---------- Data for this task

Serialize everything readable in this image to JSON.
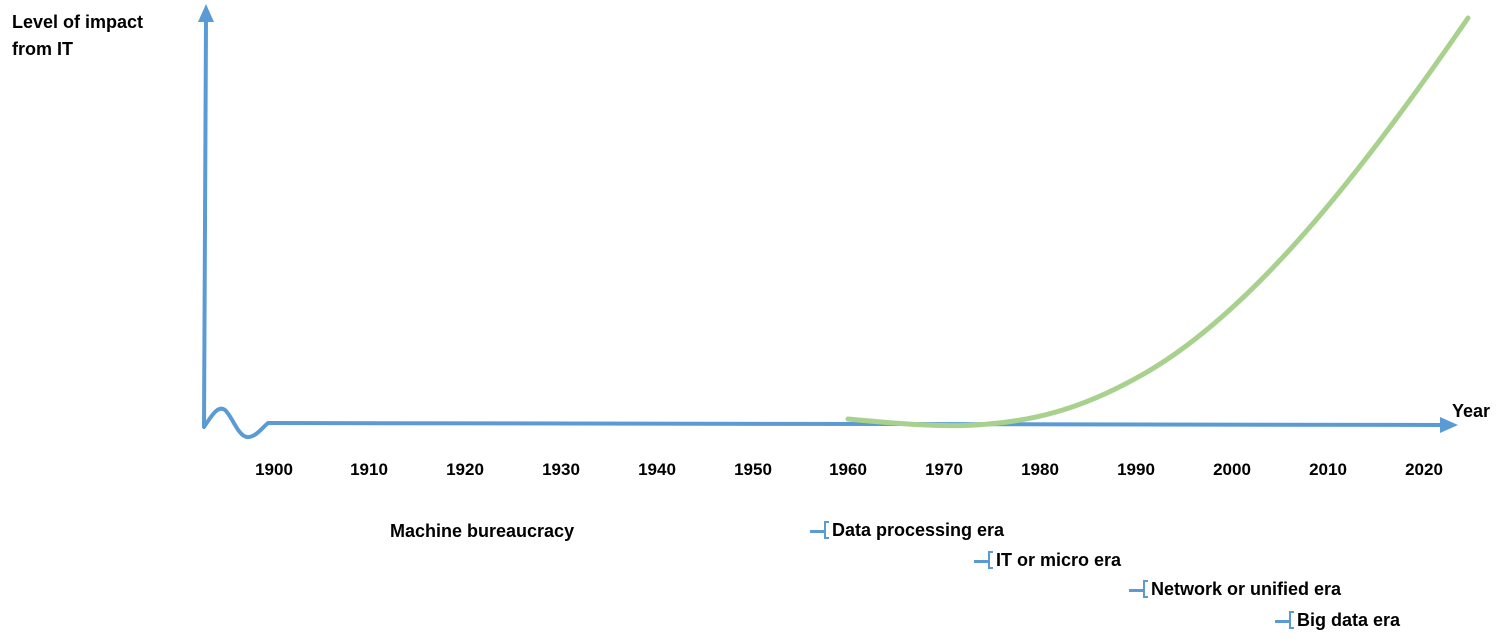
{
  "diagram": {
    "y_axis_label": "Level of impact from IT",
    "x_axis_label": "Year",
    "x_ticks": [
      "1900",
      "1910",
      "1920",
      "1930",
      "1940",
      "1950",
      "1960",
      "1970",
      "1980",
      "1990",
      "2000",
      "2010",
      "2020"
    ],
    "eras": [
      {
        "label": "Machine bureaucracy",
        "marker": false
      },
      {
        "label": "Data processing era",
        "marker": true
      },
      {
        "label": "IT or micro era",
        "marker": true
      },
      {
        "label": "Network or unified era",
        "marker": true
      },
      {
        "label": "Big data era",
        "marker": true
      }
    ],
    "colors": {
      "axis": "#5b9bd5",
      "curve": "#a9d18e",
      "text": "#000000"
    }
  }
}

--------------------
---------- Data for this task

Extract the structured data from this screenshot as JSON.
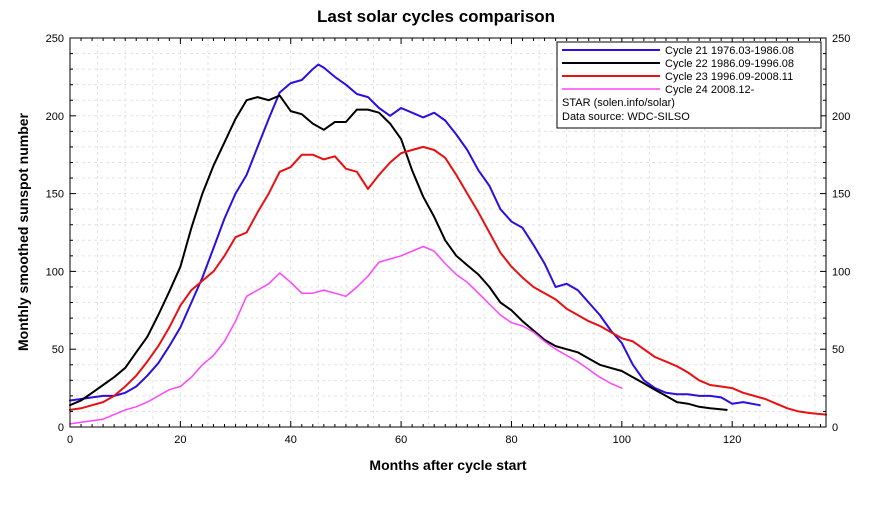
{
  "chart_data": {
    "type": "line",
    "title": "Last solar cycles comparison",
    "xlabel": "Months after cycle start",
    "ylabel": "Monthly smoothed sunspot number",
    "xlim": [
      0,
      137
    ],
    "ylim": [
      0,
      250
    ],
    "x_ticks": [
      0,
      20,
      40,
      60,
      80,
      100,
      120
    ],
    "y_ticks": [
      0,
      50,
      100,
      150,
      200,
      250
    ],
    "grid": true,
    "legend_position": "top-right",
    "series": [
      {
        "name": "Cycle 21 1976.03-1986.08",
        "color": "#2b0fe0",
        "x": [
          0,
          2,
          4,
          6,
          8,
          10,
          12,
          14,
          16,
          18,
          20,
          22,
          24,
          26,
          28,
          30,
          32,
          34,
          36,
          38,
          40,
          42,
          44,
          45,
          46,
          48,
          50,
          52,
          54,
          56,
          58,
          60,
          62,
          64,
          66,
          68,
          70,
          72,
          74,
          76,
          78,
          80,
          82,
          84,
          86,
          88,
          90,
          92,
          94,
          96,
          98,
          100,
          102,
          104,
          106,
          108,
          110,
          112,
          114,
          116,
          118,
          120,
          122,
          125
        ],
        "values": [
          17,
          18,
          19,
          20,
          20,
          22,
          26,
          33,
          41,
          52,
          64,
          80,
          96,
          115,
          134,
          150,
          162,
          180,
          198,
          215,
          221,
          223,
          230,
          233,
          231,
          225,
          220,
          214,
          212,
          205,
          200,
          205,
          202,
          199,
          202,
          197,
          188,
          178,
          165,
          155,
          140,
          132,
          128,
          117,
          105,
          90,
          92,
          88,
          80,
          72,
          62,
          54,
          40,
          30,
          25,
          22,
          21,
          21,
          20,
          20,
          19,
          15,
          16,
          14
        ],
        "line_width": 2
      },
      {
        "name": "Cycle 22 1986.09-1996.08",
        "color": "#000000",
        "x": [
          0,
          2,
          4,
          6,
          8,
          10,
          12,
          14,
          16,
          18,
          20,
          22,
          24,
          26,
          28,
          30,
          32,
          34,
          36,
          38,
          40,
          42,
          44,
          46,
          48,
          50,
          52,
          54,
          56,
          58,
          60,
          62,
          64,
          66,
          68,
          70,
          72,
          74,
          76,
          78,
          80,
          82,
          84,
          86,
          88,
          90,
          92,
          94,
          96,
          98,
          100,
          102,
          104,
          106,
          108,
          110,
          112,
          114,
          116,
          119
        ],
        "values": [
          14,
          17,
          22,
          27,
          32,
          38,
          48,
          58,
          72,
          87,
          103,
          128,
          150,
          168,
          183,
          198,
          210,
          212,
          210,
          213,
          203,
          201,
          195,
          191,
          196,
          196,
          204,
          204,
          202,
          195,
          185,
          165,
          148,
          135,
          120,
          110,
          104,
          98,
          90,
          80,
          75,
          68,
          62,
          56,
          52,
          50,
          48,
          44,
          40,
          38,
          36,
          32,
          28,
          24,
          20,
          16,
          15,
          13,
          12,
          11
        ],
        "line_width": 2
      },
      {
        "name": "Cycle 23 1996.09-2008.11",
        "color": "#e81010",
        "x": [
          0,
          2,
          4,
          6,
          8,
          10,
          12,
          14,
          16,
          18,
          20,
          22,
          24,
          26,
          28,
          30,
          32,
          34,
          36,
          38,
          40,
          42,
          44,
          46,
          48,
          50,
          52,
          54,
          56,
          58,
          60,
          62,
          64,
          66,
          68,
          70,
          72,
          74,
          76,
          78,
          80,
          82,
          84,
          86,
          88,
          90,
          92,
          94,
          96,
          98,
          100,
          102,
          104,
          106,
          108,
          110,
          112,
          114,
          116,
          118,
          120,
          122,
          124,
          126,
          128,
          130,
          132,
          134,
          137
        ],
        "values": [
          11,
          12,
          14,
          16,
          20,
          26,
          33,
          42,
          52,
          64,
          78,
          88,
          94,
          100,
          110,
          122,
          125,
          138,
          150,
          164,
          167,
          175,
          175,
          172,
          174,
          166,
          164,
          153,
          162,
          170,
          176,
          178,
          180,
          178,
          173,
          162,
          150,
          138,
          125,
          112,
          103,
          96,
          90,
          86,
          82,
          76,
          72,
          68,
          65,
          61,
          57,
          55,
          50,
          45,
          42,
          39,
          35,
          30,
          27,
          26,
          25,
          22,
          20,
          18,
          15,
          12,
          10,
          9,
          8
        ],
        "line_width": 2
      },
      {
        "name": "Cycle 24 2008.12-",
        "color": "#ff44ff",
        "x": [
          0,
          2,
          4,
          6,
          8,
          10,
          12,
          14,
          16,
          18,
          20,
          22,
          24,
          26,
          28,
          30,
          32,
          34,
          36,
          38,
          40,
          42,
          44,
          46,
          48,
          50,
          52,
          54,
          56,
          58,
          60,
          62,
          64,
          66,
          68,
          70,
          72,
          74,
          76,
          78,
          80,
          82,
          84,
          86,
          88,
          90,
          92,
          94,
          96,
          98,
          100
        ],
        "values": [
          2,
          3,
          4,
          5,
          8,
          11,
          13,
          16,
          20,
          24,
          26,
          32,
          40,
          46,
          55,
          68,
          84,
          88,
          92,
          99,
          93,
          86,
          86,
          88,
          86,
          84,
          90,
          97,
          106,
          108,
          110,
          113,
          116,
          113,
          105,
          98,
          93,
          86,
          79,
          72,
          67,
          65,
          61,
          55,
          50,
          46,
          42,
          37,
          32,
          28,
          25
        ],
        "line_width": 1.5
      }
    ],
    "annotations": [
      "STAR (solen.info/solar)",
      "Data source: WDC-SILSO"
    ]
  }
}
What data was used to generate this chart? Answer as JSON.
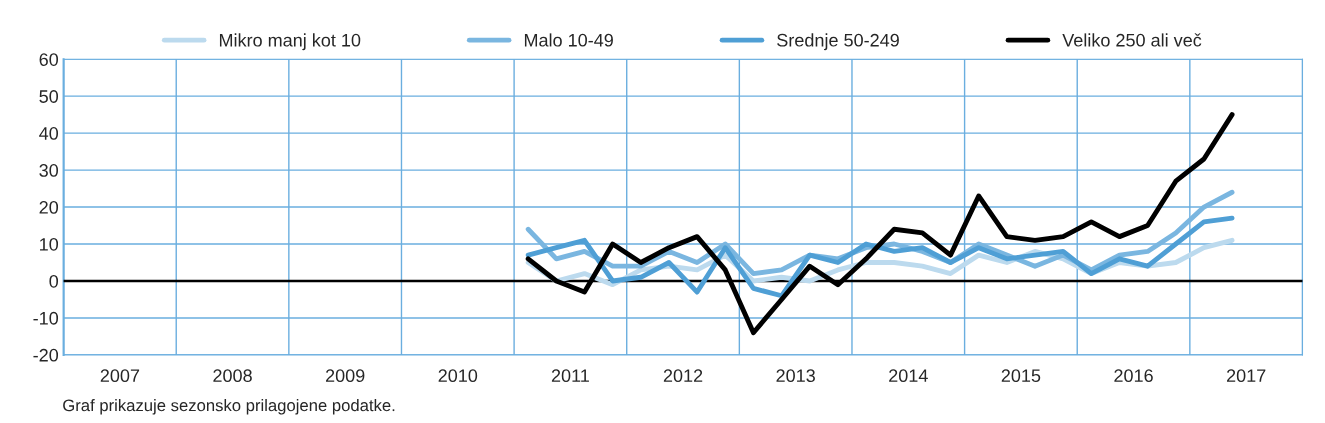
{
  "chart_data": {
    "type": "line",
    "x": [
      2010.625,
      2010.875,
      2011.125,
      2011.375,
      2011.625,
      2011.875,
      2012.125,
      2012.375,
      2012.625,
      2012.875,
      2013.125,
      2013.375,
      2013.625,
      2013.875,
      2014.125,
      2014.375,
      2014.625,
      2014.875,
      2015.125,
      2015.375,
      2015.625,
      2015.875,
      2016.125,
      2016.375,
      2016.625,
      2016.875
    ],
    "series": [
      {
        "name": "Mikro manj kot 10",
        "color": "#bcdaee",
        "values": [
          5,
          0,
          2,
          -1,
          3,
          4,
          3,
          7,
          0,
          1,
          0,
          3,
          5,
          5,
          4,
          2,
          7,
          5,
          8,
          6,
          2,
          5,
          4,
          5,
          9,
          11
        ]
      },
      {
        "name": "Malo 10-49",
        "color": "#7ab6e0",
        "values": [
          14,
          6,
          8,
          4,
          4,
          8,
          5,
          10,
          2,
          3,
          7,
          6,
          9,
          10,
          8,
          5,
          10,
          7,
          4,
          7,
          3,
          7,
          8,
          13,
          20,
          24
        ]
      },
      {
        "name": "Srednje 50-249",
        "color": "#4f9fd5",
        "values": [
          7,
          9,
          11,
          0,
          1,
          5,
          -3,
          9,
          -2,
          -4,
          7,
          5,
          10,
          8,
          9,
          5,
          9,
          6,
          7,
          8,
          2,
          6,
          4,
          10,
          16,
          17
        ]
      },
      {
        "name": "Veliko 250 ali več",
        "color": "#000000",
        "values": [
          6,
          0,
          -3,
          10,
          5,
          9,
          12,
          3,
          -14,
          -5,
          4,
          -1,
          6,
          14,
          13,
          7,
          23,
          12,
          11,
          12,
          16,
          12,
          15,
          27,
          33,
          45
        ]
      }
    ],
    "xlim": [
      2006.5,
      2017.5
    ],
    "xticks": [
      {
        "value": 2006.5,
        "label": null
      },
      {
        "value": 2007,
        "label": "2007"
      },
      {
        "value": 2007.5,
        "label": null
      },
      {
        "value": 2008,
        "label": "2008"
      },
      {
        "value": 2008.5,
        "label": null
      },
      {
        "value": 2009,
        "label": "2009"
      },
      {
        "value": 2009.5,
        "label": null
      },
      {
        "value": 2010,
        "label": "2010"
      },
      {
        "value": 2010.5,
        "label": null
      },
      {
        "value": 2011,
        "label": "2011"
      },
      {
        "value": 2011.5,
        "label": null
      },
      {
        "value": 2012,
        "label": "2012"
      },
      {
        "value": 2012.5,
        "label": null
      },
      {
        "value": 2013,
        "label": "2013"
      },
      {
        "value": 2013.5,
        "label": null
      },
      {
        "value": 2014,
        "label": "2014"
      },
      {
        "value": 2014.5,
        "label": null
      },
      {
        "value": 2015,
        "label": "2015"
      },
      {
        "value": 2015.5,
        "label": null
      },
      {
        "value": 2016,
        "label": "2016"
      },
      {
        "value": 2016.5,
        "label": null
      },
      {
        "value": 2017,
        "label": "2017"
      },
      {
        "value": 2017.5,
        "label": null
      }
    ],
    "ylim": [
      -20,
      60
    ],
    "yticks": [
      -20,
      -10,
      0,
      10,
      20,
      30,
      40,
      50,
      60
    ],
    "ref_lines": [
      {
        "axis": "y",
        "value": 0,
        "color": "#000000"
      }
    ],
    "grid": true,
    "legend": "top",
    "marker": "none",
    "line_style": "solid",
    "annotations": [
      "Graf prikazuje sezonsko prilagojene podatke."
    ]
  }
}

--------------------
---------- Data for this task

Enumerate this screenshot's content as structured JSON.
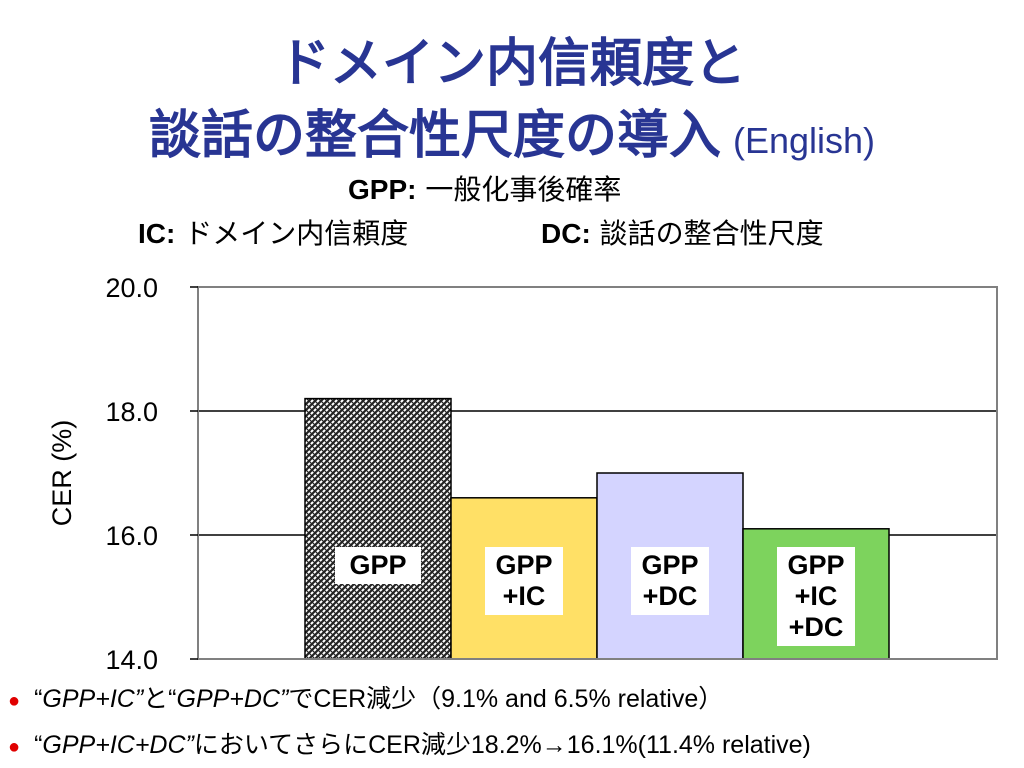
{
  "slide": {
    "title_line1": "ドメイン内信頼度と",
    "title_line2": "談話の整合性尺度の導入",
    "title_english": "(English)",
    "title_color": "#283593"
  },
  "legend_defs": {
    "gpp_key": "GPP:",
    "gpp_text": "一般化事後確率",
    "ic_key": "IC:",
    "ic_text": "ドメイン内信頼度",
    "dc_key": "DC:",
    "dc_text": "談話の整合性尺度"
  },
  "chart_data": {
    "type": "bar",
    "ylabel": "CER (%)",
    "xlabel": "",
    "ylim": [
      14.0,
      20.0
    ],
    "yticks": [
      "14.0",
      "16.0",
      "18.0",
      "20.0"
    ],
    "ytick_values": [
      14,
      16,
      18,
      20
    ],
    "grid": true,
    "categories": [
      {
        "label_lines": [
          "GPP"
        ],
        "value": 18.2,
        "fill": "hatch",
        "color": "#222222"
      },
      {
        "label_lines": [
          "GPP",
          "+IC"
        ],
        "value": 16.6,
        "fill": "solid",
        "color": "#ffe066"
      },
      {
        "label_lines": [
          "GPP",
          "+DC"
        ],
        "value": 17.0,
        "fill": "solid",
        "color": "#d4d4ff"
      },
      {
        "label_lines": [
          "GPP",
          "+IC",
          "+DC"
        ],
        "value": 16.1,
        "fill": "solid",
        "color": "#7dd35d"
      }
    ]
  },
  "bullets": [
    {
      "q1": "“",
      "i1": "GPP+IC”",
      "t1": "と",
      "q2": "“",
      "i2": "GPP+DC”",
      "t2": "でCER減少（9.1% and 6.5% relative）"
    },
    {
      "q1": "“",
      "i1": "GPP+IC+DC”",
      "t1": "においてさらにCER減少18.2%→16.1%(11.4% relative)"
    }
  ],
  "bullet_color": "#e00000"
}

--------------------

■ Requirements
Return solely the number of lines in the data that include the word "xlabel".

■ Answer to this problem
2